== Document text ==
────────────────
PeerJ (Sep 2020)
A prognostic long non-coding RNA-associated competing endogenous RNA network in head and neck squamous cell carcinoma
Abstract
Background This study aimed to develop multi-RNA-based models using a competing endogenous RNA (ceRNA) regulatory network to provide survival risk prediction in head and neck squamous cell carcinoma (HNSCC). Methods All long non-coding RNA (lncRNA), microRNA (miRNA), and mRNA expression data and clinicopathological features related to HNSCC were derived from The Cancer Genome Atlas. Differentially expressed RNAs were calculated using R. Prognostic factors were identified using univariate Cox regression analysis. Functional analysis was performed using GO, KEGG pathways, and PPI network. Based on the results, we derived a risk signature and compared high- and low-risk subgroups using LASSO regression analysis. Survival analysis and the relationship between risk signature and clinicopathological features were performed using log-rank tests and Cox regression analysis. A ceRNA regulatory network was constructed, and prognostic lncRNAs and miRNA expression levels were validated in vitro and in vivo. Results A list of 207 lncRNAs, 18 miRNAs and 362 mRNAs related to overall survival was established. Five lncRNAs (HOTTIP, LINC00460, RMST, SFTA1P, and TM4SF19-AS1), one miRNA (hsa-miR-206), and one mRNA (STC2) were used to construct the ceRNA network. Three prognostic models contained 13 lncRNAs, eight miRNAs, and 17 mRNAs, which correlated with the patient status, disease-free survival (DFS), stage, grade, T stage, N stage, TP53 mutation status, angiolymphatic invasion, HPV status, and extracapsular spread. KEGG pathway analysis revealed significant enrichment of “Transcriptional misregulation in cancer” and “Neuroactive ligand-receptor interaction.” In addition, HOTTIP, LINC00460, miR-206 and STC2 were validated in GTEx data, GEO microarrays and six HNSCC cell lines. Conclusions Our findings clarify the interaction of ceRNA regulatory networks and crucial clinicopathological features. These results show that prognostic biomarkers can be identified by constructing multi-RNA-based prognostic models, which can be used for survival risk prediction in patients with HNSCC.
────────────────
== What to produce ==
According to the abstract on head and neck squamous cell carcinoma, which single miRNA was used to construct the ceRNA network?

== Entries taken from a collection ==
────────────────
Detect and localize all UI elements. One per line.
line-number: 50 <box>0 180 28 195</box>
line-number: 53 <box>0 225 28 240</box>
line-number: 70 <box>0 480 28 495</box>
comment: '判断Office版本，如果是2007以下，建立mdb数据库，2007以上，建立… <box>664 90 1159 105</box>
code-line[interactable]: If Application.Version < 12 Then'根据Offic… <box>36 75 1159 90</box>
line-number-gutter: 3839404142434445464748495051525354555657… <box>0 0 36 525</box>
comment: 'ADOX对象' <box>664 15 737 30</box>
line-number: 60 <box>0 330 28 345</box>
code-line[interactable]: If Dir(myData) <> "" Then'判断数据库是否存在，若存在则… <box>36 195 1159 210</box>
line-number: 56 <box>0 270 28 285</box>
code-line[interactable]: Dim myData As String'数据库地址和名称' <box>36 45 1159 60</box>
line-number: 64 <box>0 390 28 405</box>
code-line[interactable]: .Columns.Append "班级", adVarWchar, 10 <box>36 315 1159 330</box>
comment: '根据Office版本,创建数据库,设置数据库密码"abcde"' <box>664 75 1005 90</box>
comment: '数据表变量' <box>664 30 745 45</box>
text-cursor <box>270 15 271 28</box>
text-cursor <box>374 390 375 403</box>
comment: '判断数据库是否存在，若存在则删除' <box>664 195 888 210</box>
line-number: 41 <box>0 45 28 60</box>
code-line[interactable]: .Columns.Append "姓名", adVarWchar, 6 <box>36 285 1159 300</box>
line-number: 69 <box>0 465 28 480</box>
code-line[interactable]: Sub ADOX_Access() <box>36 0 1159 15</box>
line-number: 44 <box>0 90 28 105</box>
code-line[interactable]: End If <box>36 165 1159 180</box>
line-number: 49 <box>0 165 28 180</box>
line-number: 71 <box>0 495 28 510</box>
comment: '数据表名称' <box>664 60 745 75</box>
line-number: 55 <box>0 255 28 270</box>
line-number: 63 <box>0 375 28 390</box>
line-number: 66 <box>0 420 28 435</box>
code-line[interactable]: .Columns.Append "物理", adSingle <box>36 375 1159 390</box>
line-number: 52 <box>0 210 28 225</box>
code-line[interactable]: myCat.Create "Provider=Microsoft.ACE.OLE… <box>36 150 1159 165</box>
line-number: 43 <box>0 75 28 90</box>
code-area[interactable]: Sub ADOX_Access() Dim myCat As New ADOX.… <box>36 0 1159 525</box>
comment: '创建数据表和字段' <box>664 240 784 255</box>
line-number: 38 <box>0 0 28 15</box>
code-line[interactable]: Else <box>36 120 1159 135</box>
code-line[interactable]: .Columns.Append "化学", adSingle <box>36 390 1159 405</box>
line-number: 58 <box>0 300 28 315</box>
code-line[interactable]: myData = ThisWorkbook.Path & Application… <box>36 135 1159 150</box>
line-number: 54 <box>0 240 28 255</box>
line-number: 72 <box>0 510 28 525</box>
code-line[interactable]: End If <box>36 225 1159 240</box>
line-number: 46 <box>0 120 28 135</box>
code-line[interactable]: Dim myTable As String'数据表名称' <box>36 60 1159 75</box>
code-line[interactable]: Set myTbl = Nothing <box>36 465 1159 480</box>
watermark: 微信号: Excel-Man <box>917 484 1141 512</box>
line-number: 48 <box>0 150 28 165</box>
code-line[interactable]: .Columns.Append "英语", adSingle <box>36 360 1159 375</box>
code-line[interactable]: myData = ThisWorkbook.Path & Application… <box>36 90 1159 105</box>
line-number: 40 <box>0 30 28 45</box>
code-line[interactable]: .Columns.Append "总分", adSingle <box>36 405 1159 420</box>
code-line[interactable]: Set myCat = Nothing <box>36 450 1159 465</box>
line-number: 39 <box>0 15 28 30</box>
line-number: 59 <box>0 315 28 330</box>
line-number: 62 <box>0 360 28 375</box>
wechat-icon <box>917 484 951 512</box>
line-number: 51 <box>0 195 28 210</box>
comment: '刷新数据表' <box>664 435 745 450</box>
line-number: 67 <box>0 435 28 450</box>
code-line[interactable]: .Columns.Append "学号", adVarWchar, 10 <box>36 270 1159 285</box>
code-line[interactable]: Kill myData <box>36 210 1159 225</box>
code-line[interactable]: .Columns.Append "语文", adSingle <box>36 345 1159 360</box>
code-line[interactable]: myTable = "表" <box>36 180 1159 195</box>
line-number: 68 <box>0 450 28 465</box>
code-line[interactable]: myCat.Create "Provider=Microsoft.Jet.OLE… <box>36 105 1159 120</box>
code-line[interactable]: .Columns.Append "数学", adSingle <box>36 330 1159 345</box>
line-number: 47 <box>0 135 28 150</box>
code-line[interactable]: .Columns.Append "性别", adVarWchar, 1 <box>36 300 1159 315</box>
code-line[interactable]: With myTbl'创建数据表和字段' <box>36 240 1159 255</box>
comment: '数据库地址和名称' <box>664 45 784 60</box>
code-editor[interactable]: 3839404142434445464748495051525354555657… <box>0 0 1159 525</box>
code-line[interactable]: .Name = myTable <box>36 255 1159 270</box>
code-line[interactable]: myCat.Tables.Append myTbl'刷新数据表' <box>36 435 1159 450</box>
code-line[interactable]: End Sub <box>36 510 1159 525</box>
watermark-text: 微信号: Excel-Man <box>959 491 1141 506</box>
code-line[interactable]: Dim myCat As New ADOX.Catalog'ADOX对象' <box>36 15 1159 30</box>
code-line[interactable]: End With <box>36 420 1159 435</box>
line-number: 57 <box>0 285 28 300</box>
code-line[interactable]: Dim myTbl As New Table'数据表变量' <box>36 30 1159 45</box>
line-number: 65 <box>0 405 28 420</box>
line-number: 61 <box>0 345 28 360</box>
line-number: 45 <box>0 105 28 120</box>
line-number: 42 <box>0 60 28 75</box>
────────────────
== Exercise output ==
hsa-miR-206